Exercise.
Restate, word for word, every line of the data.

········

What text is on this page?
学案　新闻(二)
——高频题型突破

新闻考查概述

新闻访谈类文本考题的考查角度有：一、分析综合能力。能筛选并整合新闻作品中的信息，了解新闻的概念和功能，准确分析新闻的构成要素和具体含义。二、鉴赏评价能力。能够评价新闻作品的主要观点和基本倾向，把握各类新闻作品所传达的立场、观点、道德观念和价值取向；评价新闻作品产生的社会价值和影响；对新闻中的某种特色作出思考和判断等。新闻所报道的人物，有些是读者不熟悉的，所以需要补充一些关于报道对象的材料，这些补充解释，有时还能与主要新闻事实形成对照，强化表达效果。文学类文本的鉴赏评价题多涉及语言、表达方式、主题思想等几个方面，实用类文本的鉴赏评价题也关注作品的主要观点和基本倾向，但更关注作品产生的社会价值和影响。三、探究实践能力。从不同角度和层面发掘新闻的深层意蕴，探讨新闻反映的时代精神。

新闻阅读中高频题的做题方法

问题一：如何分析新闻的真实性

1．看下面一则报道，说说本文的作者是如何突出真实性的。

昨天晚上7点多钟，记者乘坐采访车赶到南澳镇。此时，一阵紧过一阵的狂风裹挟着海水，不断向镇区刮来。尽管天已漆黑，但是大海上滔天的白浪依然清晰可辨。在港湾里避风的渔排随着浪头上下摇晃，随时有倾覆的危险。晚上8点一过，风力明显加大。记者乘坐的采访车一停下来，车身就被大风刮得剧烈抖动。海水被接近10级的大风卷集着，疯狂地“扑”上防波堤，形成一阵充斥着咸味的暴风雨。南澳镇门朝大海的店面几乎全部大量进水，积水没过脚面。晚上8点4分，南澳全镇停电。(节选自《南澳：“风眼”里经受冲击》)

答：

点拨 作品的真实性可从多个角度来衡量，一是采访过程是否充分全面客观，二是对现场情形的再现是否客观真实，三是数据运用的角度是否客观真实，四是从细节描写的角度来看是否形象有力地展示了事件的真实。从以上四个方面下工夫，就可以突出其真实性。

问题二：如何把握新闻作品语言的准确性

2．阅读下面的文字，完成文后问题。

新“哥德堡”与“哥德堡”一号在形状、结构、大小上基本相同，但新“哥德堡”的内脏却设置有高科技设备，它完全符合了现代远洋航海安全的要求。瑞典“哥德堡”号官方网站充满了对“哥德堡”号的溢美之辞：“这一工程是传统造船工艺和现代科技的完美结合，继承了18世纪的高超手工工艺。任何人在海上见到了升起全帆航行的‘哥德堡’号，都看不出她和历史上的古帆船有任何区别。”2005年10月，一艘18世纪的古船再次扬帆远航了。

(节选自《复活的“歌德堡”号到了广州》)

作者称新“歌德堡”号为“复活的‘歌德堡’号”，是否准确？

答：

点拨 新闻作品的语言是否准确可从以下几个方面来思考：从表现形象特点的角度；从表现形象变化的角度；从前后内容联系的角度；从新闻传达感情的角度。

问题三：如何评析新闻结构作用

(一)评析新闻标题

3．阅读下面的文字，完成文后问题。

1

········

Reply.
What text is on this page?
学案　新闻(二)
——高频题型突破

新闻考查概述

新闻访谈类文本考题的考查角度有：一、分析综合能力。能筛选并整合新闻作品中的信息，了解新闻的概念和功能，准确分析新闻的构成要素和具体含义。二、鉴赏评价能力。能够评价新闻作品的主要观点和基本倾向，把握各类新闻作品所传达的立场、观点、道德观念和价值取向；评价新闻作品产生的社会价值和影响；对新闻中的某种特色作出思考和判断等。新闻所报道的人物，有些是读者不熟悉的，所以需要补充一些关于报道对象的材料，这些补充解释，有时还能与主要新闻事实形成对照，强化表达效果。文学类文本的鉴赏评价题多涉及语言、表达方式、主题思想等几个方面，实用类文本的鉴赏评价题也关注作品的主要观点和基本倾向，但更关注作品产生的社会价值和影响。三、探究实践能力。从不同角度和层面发掘新闻的深层意蕴，探讨新闻反映的时代精神。

新闻阅读中高频题的做题方法

问题一：如何分析新闻的真实性

1．看下面一则报道，说说本文的作者是如何突出真实性的。

昨天晚上7点多钟，记者乘坐采访车赶到南澳镇。此时，一阵紧过一阵的狂风裹挟着海水，不断向镇区刮来。尽管天已漆黑，但是大海上滔天的白浪依然清晰可辨。在港湾里避风的渔排随着浪头上下摇晃，随时有倾覆的危险。晚上8点一过，风力明显加大。记者乘坐的采访车一停下来，车身就被大风刮得剧烈抖动。海水被接近10级的大风卷集着，疯狂地“扑”上防波堤，形成一阵充斥着咸味的暴风雨。南澳镇门朝大海的店面几乎全部大量进水，积水没过脚面。晚上8点4分，南澳全镇停电。(节选自《南澳：“风眼”里经受冲击》)

答：

点拨 作品的真实性可从多个角度来衡量，一是采访过程是否充分全面客观，二是对现场情形的再现是否客观真实，三是数据运用的角度是否客观真实，四是从细节描写的角度来看是否形象有力地展示了事件的真实。从以上四个方面下工夫，就可以突出其真实性。

问题二：如何把握新闻作品语言的准确性

2．阅读下面的文字，完成文后问题。

新“哥德堡”与“哥德堡”一号在形状、结构、大小上基本相同，但新“哥德堡”的内脏却设置有高科技设备，它完全符合了现代远洋航海安全的要求。瑞典“哥德堡”号官方网站充满了对“哥德堡”号的溢美之辞：“这一工程是传统造船工艺和现代科技的完美结合，继承了18世纪的高超手工工艺。任何人在海上见到了升起全帆航行的‘哥德堡’号，都看不出她和历史上的古帆船有任何区别。”2005年10月，一艘18世纪的古船再次扬帆远航了。

(节选自《复活的“歌德堡”号到了广州》)

作者称新“歌德堡”号为“复活的‘歌德堡’号”，是否准确？

答：

点拨 新闻作品的语言是否准确可从以下几个方面来思考：从表现形象特点的角度；从表现形象变化的角度；从前后内容联系的角度；从新闻传达感情的角度。

问题三：如何评析新闻结构作用

(一)评析新闻标题

3．阅读下面的文字，完成文后问题。

1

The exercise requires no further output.